Goal of the exercise: Show all lines holding the string "Crediti".

— begin Source material —

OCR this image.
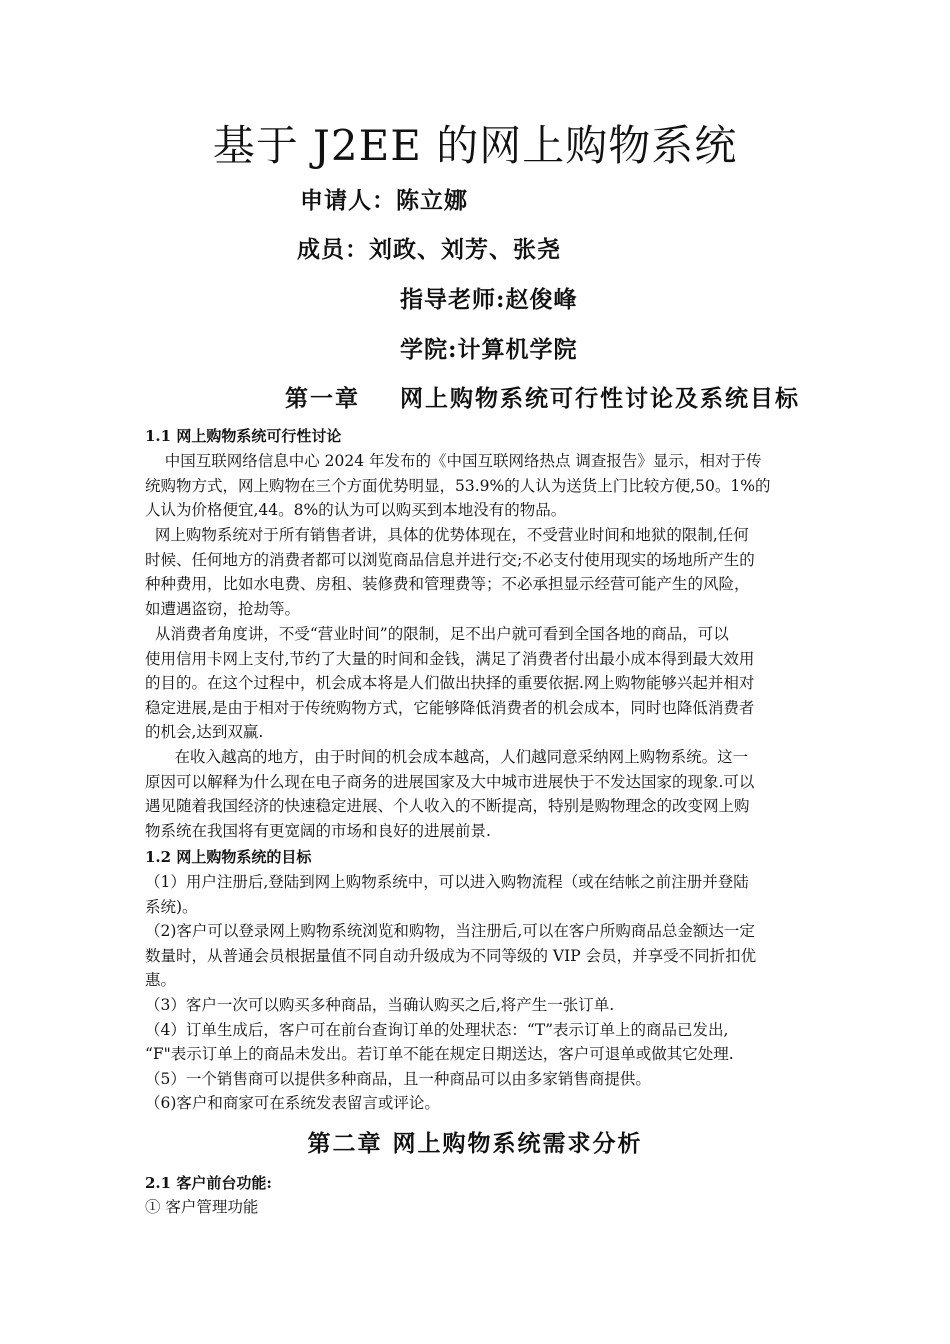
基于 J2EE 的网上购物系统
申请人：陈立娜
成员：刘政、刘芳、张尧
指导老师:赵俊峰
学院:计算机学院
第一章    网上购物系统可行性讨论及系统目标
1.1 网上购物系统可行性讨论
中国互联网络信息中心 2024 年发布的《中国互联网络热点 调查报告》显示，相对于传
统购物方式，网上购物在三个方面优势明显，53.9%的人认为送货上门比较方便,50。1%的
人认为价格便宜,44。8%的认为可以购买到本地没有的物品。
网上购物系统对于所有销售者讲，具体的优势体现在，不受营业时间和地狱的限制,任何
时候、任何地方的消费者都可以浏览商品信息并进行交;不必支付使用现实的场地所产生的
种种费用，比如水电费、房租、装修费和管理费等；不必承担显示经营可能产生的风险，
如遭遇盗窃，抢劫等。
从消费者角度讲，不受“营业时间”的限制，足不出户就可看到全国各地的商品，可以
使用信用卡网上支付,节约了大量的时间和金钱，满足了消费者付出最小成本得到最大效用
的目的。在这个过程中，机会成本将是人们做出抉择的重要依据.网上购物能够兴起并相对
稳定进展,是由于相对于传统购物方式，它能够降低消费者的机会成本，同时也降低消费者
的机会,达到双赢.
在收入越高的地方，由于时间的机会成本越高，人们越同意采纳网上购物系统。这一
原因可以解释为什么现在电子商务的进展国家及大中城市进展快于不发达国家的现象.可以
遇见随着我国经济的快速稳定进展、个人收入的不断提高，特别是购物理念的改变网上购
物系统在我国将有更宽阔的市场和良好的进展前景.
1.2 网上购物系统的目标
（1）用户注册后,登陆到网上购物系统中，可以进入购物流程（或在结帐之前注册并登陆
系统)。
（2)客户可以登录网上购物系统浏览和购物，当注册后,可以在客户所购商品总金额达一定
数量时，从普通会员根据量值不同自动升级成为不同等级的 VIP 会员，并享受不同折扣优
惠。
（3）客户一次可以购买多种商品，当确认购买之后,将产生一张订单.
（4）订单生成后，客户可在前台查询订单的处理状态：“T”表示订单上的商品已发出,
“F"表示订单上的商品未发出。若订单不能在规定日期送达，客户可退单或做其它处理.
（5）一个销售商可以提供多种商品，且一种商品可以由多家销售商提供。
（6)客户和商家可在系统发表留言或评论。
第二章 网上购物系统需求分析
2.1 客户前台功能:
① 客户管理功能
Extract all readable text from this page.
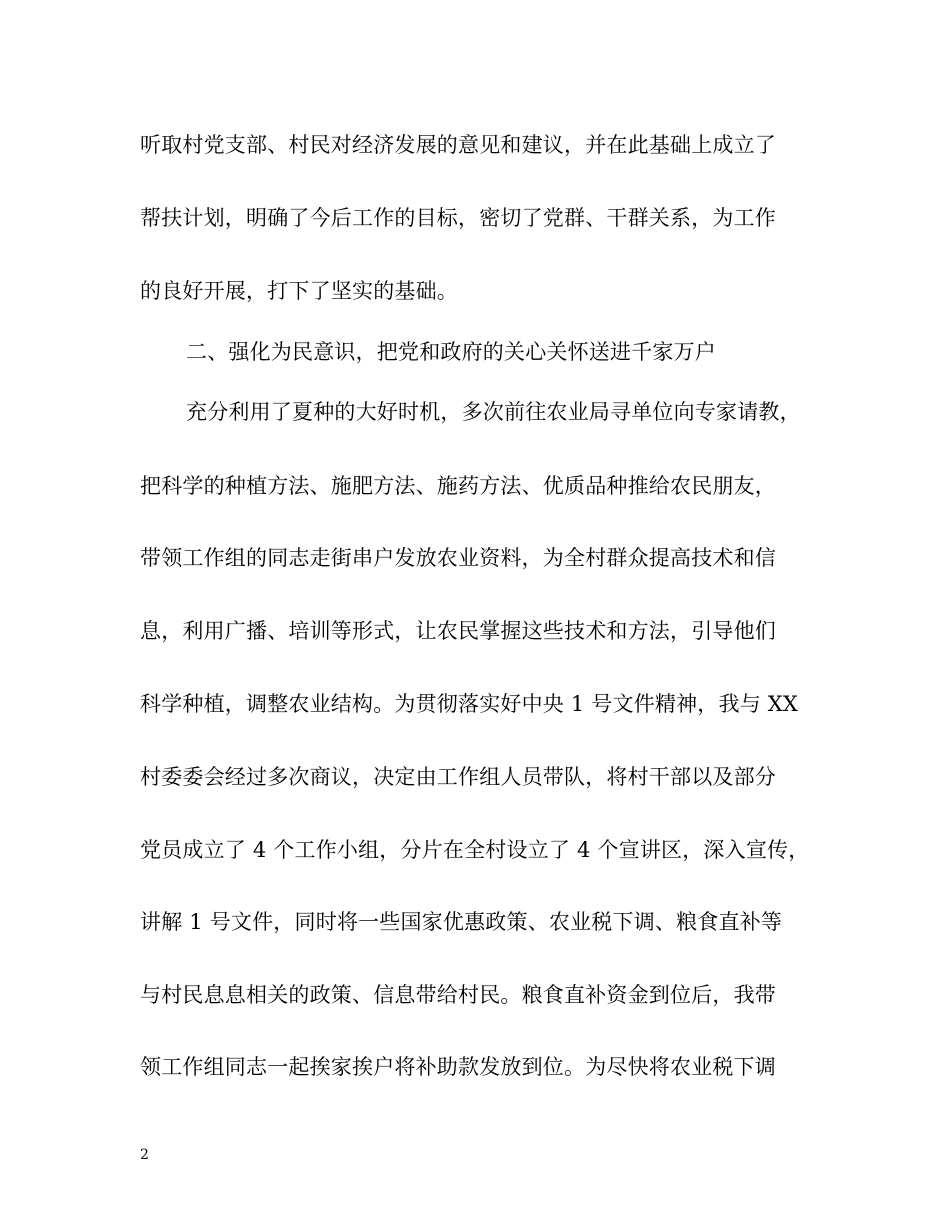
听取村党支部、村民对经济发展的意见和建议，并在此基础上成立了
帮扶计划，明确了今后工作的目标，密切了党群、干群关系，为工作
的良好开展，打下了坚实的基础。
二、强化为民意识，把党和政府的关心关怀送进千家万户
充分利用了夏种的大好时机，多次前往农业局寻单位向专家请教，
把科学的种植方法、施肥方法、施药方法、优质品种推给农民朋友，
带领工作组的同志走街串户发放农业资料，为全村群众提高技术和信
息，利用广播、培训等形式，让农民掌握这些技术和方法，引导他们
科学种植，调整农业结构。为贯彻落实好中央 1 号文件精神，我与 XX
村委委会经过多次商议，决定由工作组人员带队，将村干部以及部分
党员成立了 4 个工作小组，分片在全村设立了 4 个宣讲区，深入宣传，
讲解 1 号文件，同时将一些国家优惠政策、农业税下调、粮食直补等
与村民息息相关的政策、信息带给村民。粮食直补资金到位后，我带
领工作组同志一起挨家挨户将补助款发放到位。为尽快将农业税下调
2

— end Source material —
— begin Source material —

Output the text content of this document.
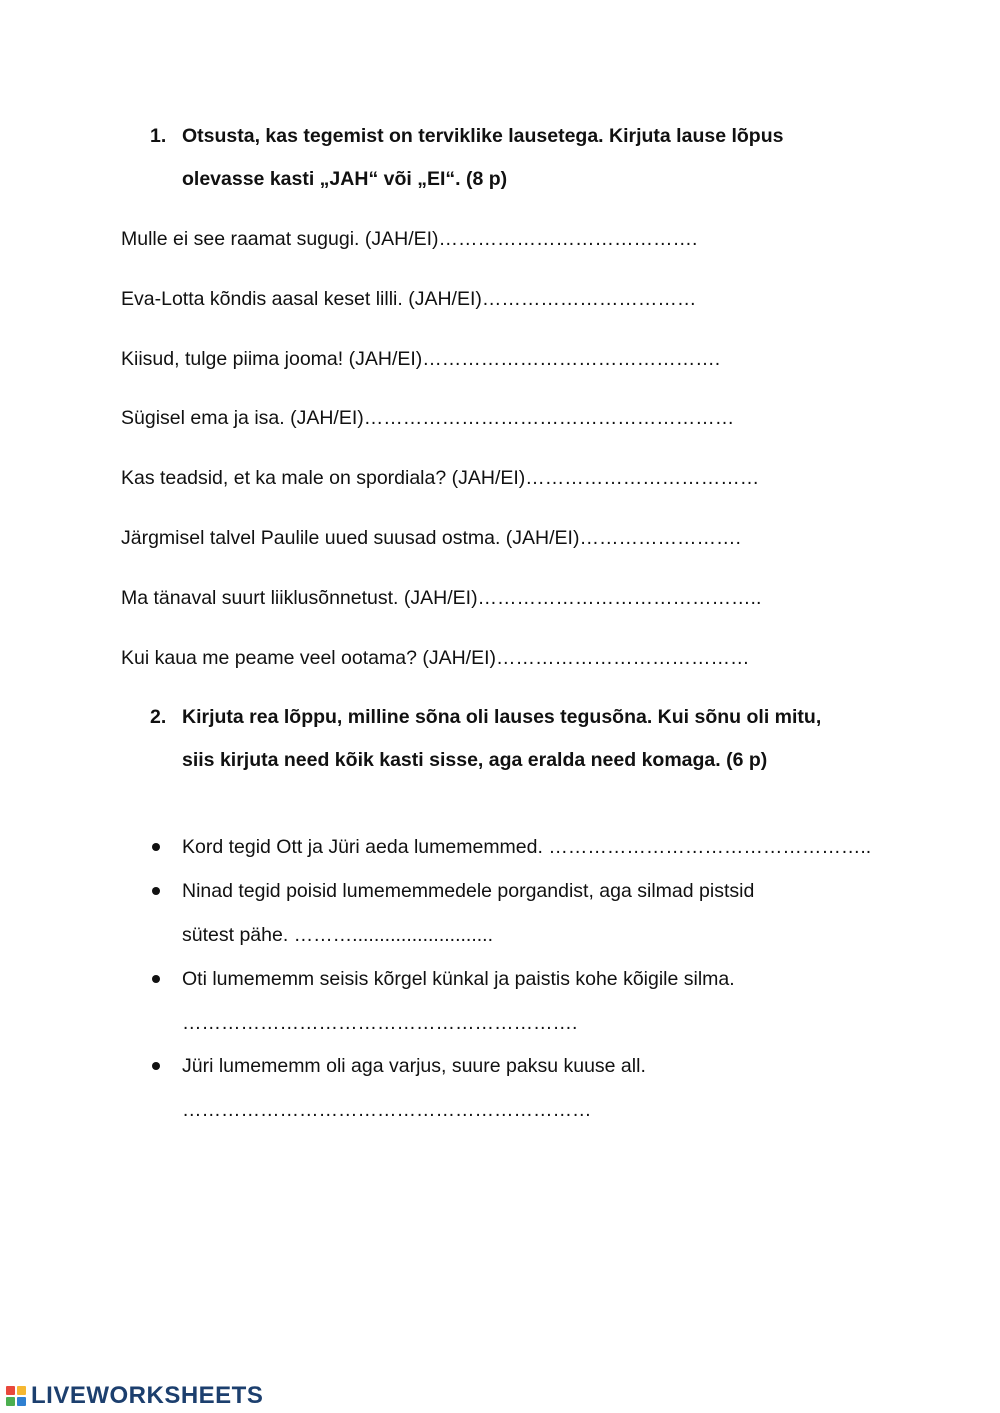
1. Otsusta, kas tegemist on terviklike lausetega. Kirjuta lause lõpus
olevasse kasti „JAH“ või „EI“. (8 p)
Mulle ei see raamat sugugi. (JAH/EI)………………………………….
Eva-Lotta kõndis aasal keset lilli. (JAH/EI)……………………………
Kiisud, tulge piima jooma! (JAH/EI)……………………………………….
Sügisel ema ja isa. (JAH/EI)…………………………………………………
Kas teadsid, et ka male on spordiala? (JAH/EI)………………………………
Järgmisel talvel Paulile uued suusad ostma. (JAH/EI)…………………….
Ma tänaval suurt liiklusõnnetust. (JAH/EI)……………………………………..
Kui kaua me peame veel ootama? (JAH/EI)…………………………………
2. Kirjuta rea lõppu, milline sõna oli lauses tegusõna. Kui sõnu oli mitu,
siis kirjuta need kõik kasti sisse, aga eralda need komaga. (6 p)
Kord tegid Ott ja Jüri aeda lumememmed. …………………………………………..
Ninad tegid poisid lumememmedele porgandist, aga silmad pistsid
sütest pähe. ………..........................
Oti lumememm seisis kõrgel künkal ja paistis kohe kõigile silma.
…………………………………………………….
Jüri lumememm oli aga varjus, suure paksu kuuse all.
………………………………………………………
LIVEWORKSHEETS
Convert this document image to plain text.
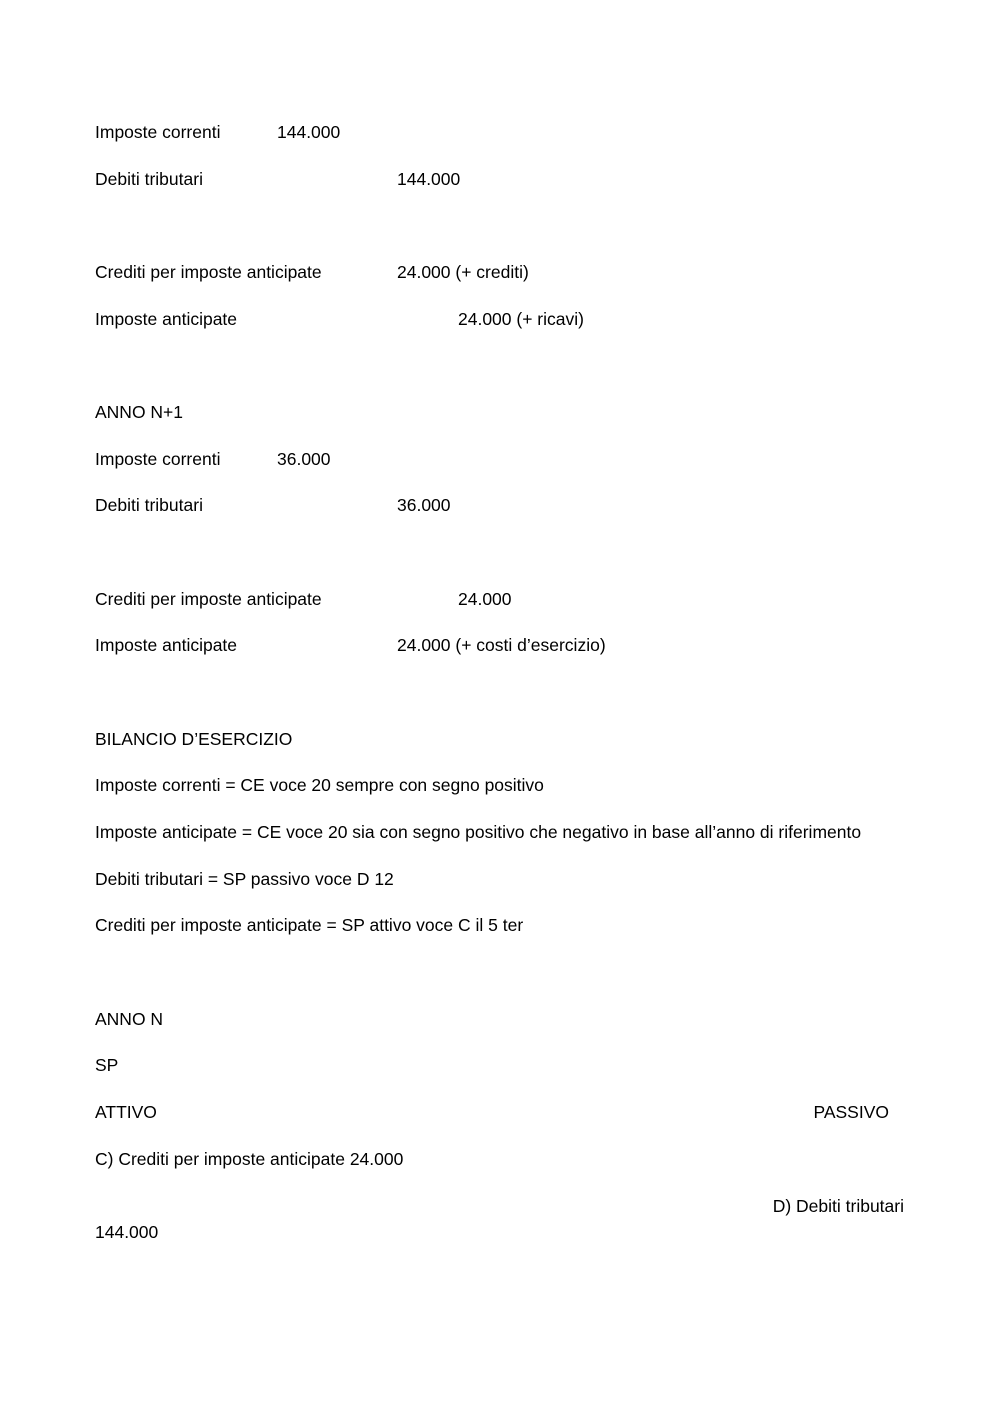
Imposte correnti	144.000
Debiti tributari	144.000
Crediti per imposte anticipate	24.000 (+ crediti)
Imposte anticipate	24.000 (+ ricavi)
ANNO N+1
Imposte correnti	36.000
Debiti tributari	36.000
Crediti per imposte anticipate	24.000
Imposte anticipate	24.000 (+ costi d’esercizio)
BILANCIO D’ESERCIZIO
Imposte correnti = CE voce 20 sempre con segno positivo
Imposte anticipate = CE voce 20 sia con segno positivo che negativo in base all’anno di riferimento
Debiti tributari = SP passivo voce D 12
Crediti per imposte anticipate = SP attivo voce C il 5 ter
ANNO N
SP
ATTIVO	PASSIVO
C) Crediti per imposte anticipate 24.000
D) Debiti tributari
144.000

— end Source material —

Complete answer:
Crediti per imposte anticipate	24.000 (+ crediti)
Crediti per imposte anticipate	24.000
Crediti per imposte anticipate = SP attivo voce C il 5 ter
C) Crediti per imposte anticipate 24.000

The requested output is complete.